Pick out each line in these entries that contains the string "houses".

___ DATA FOR THIS EXERCISE ___

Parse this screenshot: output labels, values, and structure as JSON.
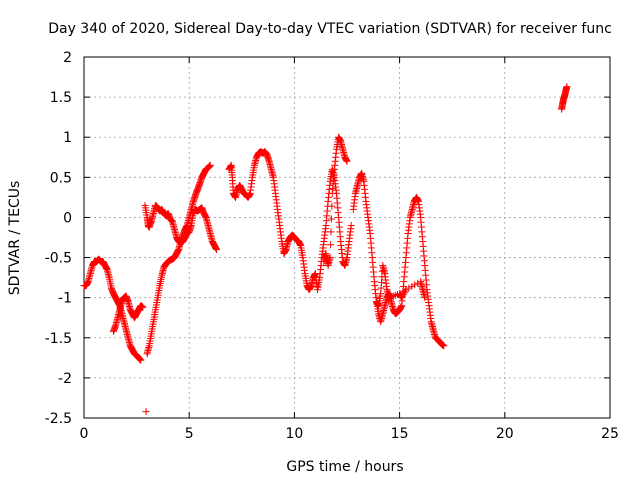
{
  "chart_data": {
    "type": "scatter",
    "title": "Day 340 of 2020, Sidereal Day-to-day VTEC variation (SDTVAR) for receiver func",
    "xlabel": "GPS time / hours",
    "ylabel": "SDTVAR / TECUs",
    "xlim": [
      0,
      25
    ],
    "ylim": [
      -2.5,
      2
    ],
    "xticks": [
      0,
      5,
      10,
      15,
      20,
      25
    ],
    "yticks": [
      -2.5,
      -2,
      -1.5,
      -1,
      -0.5,
      0,
      0.5,
      1,
      1.5,
      2
    ],
    "xtick_labels": [
      "0",
      "5",
      "10",
      "15",
      "20",
      "25"
    ],
    "ytick_labels": [
      "-2.5",
      "-2",
      "-1.5",
      "-1",
      "-0.5",
      "0",
      "0.5",
      "1",
      "1.5",
      "2"
    ],
    "grid": true,
    "marker": "+",
    "series": [
      {
        "name": "SDTVAR",
        "color": "#ff0000",
        "segments": [
          [
            [
              0.0,
              -0.85
            ],
            [
              0.1,
              -0.85
            ],
            [
              0.2,
              -0.8
            ],
            [
              0.3,
              -0.7
            ],
            [
              0.4,
              -0.6
            ],
            [
              0.5,
              -0.55
            ],
            [
              0.6,
              -0.55
            ],
            [
              0.7,
              -0.52
            ],
            [
              0.8,
              -0.55
            ],
            [
              0.9,
              -0.55
            ],
            [
              1.0,
              -0.6
            ],
            [
              1.1,
              -0.65
            ],
            [
              1.2,
              -0.75
            ],
            [
              1.3,
              -0.88
            ],
            [
              1.4,
              -0.95
            ],
            [
              1.5,
              -1.0
            ],
            [
              1.6,
              -1.05
            ],
            [
              1.7,
              -1.1
            ],
            [
              1.8,
              -1.2
            ],
            [
              1.9,
              -1.3
            ],
            [
              2.0,
              -1.4
            ],
            [
              2.1,
              -1.5
            ],
            [
              2.2,
              -1.6
            ],
            [
              2.3,
              -1.65
            ],
            [
              2.4,
              -1.7
            ],
            [
              2.5,
              -1.72
            ],
            [
              2.6,
              -1.75
            ],
            [
              2.7,
              -1.78
            ]
          ],
          [
            [
              1.4,
              -1.42
            ],
            [
              1.5,
              -1.35
            ],
            [
              1.6,
              -1.25
            ],
            [
              1.7,
              -1.15
            ],
            [
              1.8,
              -1.05
            ],
            [
              1.9,
              -1.0
            ],
            [
              2.0,
              -0.98
            ],
            [
              2.1,
              -1.05
            ],
            [
              2.2,
              -1.15
            ],
            [
              2.3,
              -1.2
            ],
            [
              2.4,
              -1.25
            ],
            [
              2.5,
              -1.2
            ],
            [
              2.6,
              -1.15
            ],
            [
              2.7,
              -1.1
            ],
            [
              2.8,
              -1.12
            ]
          ],
          [
            [
              2.9,
              0.15
            ],
            [
              3.0,
              0.0
            ],
            [
              3.05,
              -0.1
            ],
            [
              3.1,
              -0.12
            ],
            [
              3.2,
              -0.05
            ],
            [
              3.3,
              0.05
            ],
            [
              3.4,
              0.15
            ],
            [
              3.5,
              0.12
            ],
            [
              3.6,
              0.08
            ],
            [
              3.7,
              0.1
            ],
            [
              3.8,
              0.05
            ],
            [
              3.9,
              0.02
            ],
            [
              4.0,
              0.05
            ],
            [
              4.1,
              -0.02
            ],
            [
              4.2,
              -0.05
            ],
            [
              4.3,
              -0.15
            ],
            [
              4.4,
              -0.25
            ],
            [
              4.5,
              -0.3
            ],
            [
              4.6,
              -0.32
            ],
            [
              4.7,
              -0.3
            ],
            [
              4.8,
              -0.25
            ],
            [
              4.9,
              -0.2
            ],
            [
              5.0,
              -0.18
            ],
            [
              5.1,
              -0.1
            ],
            [
              5.2,
              0.05
            ],
            [
              5.3,
              0.1
            ],
            [
              5.4,
              0.08
            ],
            [
              5.5,
              0.1
            ],
            [
              5.6,
              0.12
            ],
            [
              5.7,
              0.05
            ],
            [
              5.8,
              0.0
            ],
            [
              5.9,
              -0.1
            ],
            [
              6.0,
              -0.2
            ],
            [
              6.1,
              -0.3
            ],
            [
              6.2,
              -0.35
            ],
            [
              6.3,
              -0.4
            ]
          ],
          [
            [
              3.0,
              -1.7
            ],
            [
              3.1,
              -1.6
            ],
            [
              3.2,
              -1.45
            ],
            [
              3.3,
              -1.3
            ],
            [
              3.4,
              -1.15
            ],
            [
              3.5,
              -1.0
            ],
            [
              3.6,
              -0.85
            ],
            [
              3.7,
              -0.72
            ],
            [
              3.8,
              -0.62
            ],
            [
              3.9,
              -0.58
            ],
            [
              4.0,
              -0.55
            ],
            [
              4.1,
              -0.53
            ],
            [
              4.2,
              -0.52
            ],
            [
              4.3,
              -0.5
            ],
            [
              4.4,
              -0.45
            ],
            [
              4.5,
              -0.4
            ],
            [
              4.6,
              -0.3
            ],
            [
              4.7,
              -0.22
            ],
            [
              4.8,
              -0.15
            ],
            [
              4.9,
              -0.1
            ],
            [
              5.0,
              0.0
            ],
            [
              5.1,
              0.1
            ],
            [
              5.2,
              0.2
            ],
            [
              5.3,
              0.28
            ],
            [
              5.4,
              0.35
            ],
            [
              5.5,
              0.42
            ],
            [
              5.6,
              0.5
            ],
            [
              5.7,
              0.55
            ],
            [
              5.8,
              0.6
            ],
            [
              5.9,
              0.62
            ],
            [
              6.0,
              0.65
            ]
          ],
          [
            [
              6.9,
              0.6
            ],
            [
              7.0,
              0.65
            ],
            [
              7.05,
              0.5
            ],
            [
              7.1,
              0.3
            ],
            [
              7.2,
              0.25
            ],
            [
              7.3,
              0.35
            ],
            [
              7.4,
              0.4
            ],
            [
              7.5,
              0.35
            ],
            [
              7.6,
              0.3
            ],
            [
              7.7,
              0.28
            ],
            [
              7.8,
              0.25
            ],
            [
              7.9,
              0.3
            ],
            [
              8.0,
              0.5
            ],
            [
              8.1,
              0.65
            ],
            [
              8.2,
              0.75
            ],
            [
              8.3,
              0.8
            ],
            [
              8.4,
              0.82
            ],
            [
              8.5,
              0.8
            ],
            [
              8.6,
              0.82
            ],
            [
              8.7,
              0.78
            ],
            [
              8.8,
              0.7
            ],
            [
              8.9,
              0.6
            ],
            [
              9.0,
              0.5
            ],
            [
              9.1,
              0.3
            ],
            [
              9.2,
              0.1
            ],
            [
              9.3,
              -0.1
            ],
            [
              9.4,
              -0.3
            ],
            [
              9.5,
              -0.45
            ],
            [
              9.6,
              -0.4
            ],
            [
              9.7,
              -0.3
            ],
            [
              9.8,
              -0.25
            ],
            [
              9.9,
              -0.22
            ],
            [
              10.0,
              -0.25
            ],
            [
              10.1,
              -0.28
            ],
            [
              10.2,
              -0.3
            ],
            [
              10.3,
              -0.35
            ],
            [
              10.4,
              -0.5
            ],
            [
              10.5,
              -0.7
            ],
            [
              10.6,
              -0.85
            ],
            [
              10.7,
              -0.9
            ],
            [
              10.8,
              -0.85
            ],
            [
              10.9,
              -0.75
            ],
            [
              11.0,
              -0.7
            ],
            [
              11.1,
              -0.9
            ],
            [
              11.2,
              -0.75
            ],
            [
              11.3,
              -0.5
            ],
            [
              11.4,
              -0.3
            ],
            [
              11.5,
              -0.1
            ],
            [
              11.6,
              0.2
            ],
            [
              11.7,
              0.45
            ],
            [
              11.8,
              0.6
            ],
            [
              11.9,
              0.5
            ],
            [
              12.0,
              0.3
            ],
            [
              12.1,
              0.0
            ],
            [
              12.2,
              -0.3
            ],
            [
              12.3,
              -0.55
            ],
            [
              12.4,
              -0.6
            ],
            [
              12.5,
              -0.5
            ],
            [
              12.6,
              -0.3
            ],
            [
              12.7,
              -0.1
            ]
          ],
          [
            [
              11.4,
              -0.55
            ],
            [
              11.5,
              -0.45
            ],
            [
              11.6,
              -0.6
            ],
            [
              11.7,
              -0.5
            ],
            [
              11.8,
              0.3
            ],
            [
              11.9,
              0.6
            ],
            [
              12.0,
              0.85
            ],
            [
              12.1,
              1.0
            ],
            [
              12.2,
              0.95
            ],
            [
              12.3,
              0.85
            ],
            [
              12.4,
              0.75
            ],
            [
              12.5,
              0.7
            ]
          ],
          [
            [
              12.8,
              0.1
            ],
            [
              12.9,
              0.3
            ],
            [
              13.0,
              0.4
            ],
            [
              13.1,
              0.5
            ],
            [
              13.2,
              0.55
            ],
            [
              13.3,
              0.45
            ],
            [
              13.4,
              0.2
            ],
            [
              13.5,
              0.0
            ],
            [
              13.6,
              -0.2
            ],
            [
              13.7,
              -0.5
            ],
            [
              13.8,
              -0.8
            ],
            [
              13.9,
              -1.05
            ],
            [
              14.0,
              -1.2
            ],
            [
              14.1,
              -1.3
            ],
            [
              14.2,
              -1.2
            ],
            [
              14.3,
              -1.1
            ],
            [
              14.4,
              -1.0
            ],
            [
              14.5,
              -0.95
            ],
            [
              14.6,
              -1.05
            ],
            [
              14.7,
              -1.15
            ],
            [
              14.8,
              -1.2
            ],
            [
              14.9,
              -1.18
            ],
            [
              15.0,
              -1.15
            ],
            [
              15.1,
              -1.1
            ],
            [
              15.2,
              -0.8
            ],
            [
              15.3,
              -0.5
            ],
            [
              15.4,
              -0.2
            ],
            [
              15.5,
              0.0
            ],
            [
              15.6,
              0.1
            ],
            [
              15.7,
              0.2
            ],
            [
              15.8,
              0.25
            ],
            [
              15.9,
              0.2
            ],
            [
              16.0,
              0.0
            ],
            [
              16.1,
              -0.3
            ],
            [
              16.2,
              -0.6
            ],
            [
              16.3,
              -0.9
            ],
            [
              16.4,
              -1.1
            ],
            [
              16.5,
              -1.3
            ],
            [
              16.6,
              -1.4
            ],
            [
              16.7,
              -1.5
            ],
            [
              16.8,
              -1.52
            ],
            [
              16.9,
              -1.55
            ],
            [
              17.0,
              -1.58
            ],
            [
              17.1,
              -1.6
            ]
          ],
          [
            [
              13.9,
              -1.05
            ],
            [
              14.0,
              -1.1
            ],
            [
              14.1,
              -0.95
            ],
            [
              14.2,
              -0.6
            ],
            [
              14.3,
              -0.7
            ],
            [
              14.4,
              -0.9
            ],
            [
              14.5,
              -1.0
            ],
            [
              15.0,
              -0.95
            ],
            [
              15.1,
              -1.0
            ],
            [
              15.3,
              -0.9
            ],
            [
              16.0,
              -0.8
            ],
            [
              16.1,
              -0.9
            ],
            [
              16.2,
              -1.0
            ]
          ],
          [
            [
              22.7,
              1.35
            ],
            [
              22.75,
              1.42
            ],
            [
              22.8,
              1.48
            ],
            [
              22.85,
              1.52
            ],
            [
              22.9,
              1.58
            ],
            [
              22.95,
              1.63
            ]
          ],
          [
            [
              2.95,
              -2.42
            ]
          ]
        ]
      }
    ]
  }
}
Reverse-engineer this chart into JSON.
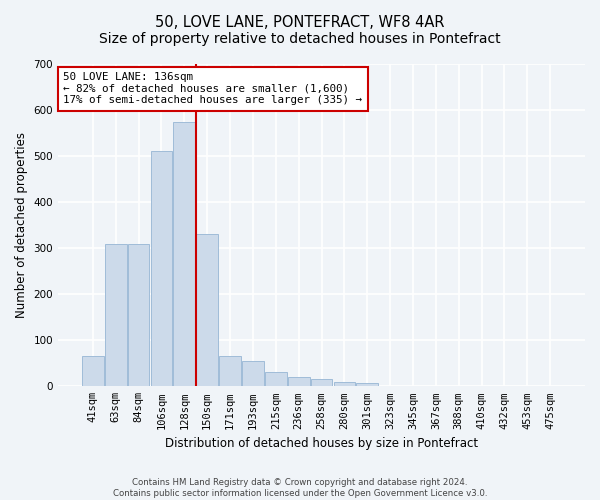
{
  "title": "50, LOVE LANE, PONTEFRACT, WF8 4AR",
  "subtitle": "Size of property relative to detached houses in Pontefract",
  "xlabel": "Distribution of detached houses by size in Pontefract",
  "ylabel": "Number of detached properties",
  "categories": [
    "41sqm",
    "63sqm",
    "84sqm",
    "106sqm",
    "128sqm",
    "150sqm",
    "171sqm",
    "193sqm",
    "215sqm",
    "236sqm",
    "258sqm",
    "280sqm",
    "301sqm",
    "323sqm",
    "345sqm",
    "367sqm",
    "388sqm",
    "410sqm",
    "432sqm",
    "453sqm",
    "475sqm"
  ],
  "values": [
    65,
    308,
    308,
    510,
    575,
    330,
    65,
    55,
    30,
    20,
    15,
    10,
    8,
    0,
    0,
    0,
    0,
    0,
    0,
    0,
    0
  ],
  "bar_color": "#ccdaea",
  "bar_edge_color": "#a0bcd8",
  "vline_color": "#cc0000",
  "vline_index": 4.5,
  "annotation_text": "50 LOVE LANE: 136sqm\n← 82% of detached houses are smaller (1,600)\n17% of semi-detached houses are larger (335) →",
  "annotation_box_color": "#ffffff",
  "annotation_box_edge": "#cc0000",
  "footer_line1": "Contains HM Land Registry data © Crown copyright and database right 2024.",
  "footer_line2": "Contains public sector information licensed under the Open Government Licence v3.0.",
  "ylim": [
    0,
    700
  ],
  "yticks": [
    0,
    100,
    200,
    300,
    400,
    500,
    600,
    700
  ],
  "background_color": "#f0f4f8",
  "plot_bg_color": "#f0f4f8",
  "grid_color": "#ffffff",
  "title_fontsize": 10.5,
  "tick_fontsize": 7.5,
  "label_fontsize": 8.5,
  "annot_fontsize": 7.8
}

___

RESPONSE TO THE EXERCISE:
  "subtitle": "Size of property relative to detached houses in Pontefract",
  "xlabel": "Distribution of detached houses by size in Pontefract",
  "annotation_text": "50 LOVE LANE: 136sqm\n← 82% of detached houses are smaller (1,600)\n17% of semi-detached houses are larger (335) →",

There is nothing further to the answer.